» **To be done**:
Find every line in the records below that holds the word "Items", and copy each one.

---------- Data

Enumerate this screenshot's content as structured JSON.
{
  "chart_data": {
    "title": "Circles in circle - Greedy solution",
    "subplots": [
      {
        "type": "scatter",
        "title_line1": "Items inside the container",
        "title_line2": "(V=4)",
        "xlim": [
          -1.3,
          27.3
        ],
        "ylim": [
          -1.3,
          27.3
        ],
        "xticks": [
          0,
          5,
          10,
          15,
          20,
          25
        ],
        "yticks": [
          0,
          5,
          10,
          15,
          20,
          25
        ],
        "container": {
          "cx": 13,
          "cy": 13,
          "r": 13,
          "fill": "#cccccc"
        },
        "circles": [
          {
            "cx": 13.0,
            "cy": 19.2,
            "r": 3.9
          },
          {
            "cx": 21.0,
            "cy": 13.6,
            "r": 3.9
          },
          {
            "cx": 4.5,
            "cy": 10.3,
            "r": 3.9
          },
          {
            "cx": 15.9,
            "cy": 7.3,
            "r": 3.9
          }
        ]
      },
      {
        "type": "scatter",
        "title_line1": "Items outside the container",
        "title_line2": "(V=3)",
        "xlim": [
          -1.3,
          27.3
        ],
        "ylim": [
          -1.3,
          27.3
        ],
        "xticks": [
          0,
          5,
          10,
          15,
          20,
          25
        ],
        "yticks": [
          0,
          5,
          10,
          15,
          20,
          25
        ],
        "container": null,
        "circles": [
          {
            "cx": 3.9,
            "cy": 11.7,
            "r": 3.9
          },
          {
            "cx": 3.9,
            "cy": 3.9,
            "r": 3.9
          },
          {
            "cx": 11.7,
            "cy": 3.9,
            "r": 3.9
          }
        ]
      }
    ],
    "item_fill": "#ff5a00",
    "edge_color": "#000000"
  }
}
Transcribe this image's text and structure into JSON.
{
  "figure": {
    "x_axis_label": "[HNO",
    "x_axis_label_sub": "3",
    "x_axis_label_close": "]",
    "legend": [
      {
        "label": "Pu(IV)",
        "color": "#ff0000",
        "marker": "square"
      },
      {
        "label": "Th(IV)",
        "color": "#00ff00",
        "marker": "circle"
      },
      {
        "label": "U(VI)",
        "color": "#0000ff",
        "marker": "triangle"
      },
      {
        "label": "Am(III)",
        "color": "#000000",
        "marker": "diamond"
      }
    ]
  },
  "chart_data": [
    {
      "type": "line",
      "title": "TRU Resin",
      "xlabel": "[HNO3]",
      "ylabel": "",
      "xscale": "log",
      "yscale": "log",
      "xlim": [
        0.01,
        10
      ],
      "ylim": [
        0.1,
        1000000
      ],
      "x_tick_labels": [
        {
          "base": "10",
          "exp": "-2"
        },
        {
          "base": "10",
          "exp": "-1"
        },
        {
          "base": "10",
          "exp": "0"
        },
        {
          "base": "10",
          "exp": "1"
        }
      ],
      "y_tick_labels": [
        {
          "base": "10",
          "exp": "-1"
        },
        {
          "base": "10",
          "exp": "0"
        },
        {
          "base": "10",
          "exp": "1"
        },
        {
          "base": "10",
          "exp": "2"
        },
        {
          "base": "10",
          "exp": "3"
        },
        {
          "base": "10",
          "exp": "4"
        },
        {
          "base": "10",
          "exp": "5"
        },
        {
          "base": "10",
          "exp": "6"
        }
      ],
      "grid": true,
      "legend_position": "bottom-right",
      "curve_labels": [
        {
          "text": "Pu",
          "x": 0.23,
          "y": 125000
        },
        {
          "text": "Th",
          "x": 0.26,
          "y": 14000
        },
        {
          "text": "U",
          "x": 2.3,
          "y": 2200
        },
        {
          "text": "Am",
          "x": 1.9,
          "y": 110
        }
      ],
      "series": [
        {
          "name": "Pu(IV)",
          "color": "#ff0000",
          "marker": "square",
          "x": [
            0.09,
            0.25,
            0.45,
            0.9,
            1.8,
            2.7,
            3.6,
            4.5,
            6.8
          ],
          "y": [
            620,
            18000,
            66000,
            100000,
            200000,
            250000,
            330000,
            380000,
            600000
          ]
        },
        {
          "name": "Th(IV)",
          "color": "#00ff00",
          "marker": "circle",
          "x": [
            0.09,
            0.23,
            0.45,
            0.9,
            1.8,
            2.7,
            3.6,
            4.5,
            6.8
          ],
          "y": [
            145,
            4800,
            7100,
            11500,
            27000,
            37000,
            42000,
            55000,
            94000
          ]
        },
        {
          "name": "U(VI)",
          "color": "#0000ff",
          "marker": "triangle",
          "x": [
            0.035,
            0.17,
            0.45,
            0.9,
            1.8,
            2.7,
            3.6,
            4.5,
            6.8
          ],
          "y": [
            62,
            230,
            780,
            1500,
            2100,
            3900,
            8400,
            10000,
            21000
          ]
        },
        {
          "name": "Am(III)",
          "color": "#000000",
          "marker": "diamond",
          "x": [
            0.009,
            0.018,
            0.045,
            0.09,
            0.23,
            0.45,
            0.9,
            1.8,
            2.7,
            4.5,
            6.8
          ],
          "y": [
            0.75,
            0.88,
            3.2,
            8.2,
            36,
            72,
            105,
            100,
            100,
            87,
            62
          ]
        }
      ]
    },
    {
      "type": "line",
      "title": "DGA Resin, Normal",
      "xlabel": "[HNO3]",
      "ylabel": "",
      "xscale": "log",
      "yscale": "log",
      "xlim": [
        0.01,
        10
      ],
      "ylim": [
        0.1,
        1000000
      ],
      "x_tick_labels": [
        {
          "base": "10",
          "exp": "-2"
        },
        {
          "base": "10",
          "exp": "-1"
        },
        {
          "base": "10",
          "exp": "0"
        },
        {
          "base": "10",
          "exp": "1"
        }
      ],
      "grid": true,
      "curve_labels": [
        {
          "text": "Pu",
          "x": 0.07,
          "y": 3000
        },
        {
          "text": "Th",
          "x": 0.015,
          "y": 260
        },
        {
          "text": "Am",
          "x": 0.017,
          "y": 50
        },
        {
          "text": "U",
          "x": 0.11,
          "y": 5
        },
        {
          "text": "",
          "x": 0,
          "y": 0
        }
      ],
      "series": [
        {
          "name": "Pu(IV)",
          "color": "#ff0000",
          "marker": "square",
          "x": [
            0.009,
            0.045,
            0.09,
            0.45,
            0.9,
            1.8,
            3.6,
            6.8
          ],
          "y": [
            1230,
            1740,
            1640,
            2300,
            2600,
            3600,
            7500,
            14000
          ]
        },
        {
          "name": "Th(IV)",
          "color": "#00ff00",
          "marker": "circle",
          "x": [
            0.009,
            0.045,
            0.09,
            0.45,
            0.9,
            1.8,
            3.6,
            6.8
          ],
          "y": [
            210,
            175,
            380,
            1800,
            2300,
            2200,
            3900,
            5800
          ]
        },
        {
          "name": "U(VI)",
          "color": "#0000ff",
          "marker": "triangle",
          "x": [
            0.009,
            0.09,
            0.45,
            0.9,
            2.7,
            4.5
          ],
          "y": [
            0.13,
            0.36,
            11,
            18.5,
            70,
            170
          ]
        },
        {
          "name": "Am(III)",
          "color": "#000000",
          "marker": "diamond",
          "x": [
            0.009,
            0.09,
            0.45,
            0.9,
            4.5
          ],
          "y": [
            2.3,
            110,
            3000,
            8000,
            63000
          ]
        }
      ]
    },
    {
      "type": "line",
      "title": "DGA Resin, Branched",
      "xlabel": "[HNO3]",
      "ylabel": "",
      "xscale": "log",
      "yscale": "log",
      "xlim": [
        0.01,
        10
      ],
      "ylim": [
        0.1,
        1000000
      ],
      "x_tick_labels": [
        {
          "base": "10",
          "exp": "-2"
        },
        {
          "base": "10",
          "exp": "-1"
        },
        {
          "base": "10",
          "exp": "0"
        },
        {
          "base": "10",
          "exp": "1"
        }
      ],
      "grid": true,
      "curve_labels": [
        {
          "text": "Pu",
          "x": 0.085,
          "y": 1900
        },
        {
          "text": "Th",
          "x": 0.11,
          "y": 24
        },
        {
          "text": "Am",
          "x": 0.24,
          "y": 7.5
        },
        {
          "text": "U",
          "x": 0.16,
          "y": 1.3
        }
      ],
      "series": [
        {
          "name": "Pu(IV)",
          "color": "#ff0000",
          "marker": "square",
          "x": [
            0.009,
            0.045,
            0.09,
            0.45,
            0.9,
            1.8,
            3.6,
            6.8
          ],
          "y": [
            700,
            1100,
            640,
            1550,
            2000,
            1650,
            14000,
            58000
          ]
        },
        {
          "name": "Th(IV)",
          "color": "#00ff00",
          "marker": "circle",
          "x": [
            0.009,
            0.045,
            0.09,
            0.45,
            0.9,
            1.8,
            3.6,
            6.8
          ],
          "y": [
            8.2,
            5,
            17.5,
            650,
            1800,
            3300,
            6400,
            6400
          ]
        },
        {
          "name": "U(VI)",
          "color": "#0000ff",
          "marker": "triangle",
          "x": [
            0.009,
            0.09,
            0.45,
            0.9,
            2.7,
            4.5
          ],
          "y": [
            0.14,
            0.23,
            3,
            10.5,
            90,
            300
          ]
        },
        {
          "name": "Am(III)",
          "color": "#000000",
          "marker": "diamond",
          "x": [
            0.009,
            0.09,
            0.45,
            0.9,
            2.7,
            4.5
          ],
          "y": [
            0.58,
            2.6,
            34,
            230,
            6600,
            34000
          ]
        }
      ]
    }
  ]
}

--------------------

» **Exercise response**:
        "title_line1": "Items inside the container",
        "title_line1": "Items outside the container",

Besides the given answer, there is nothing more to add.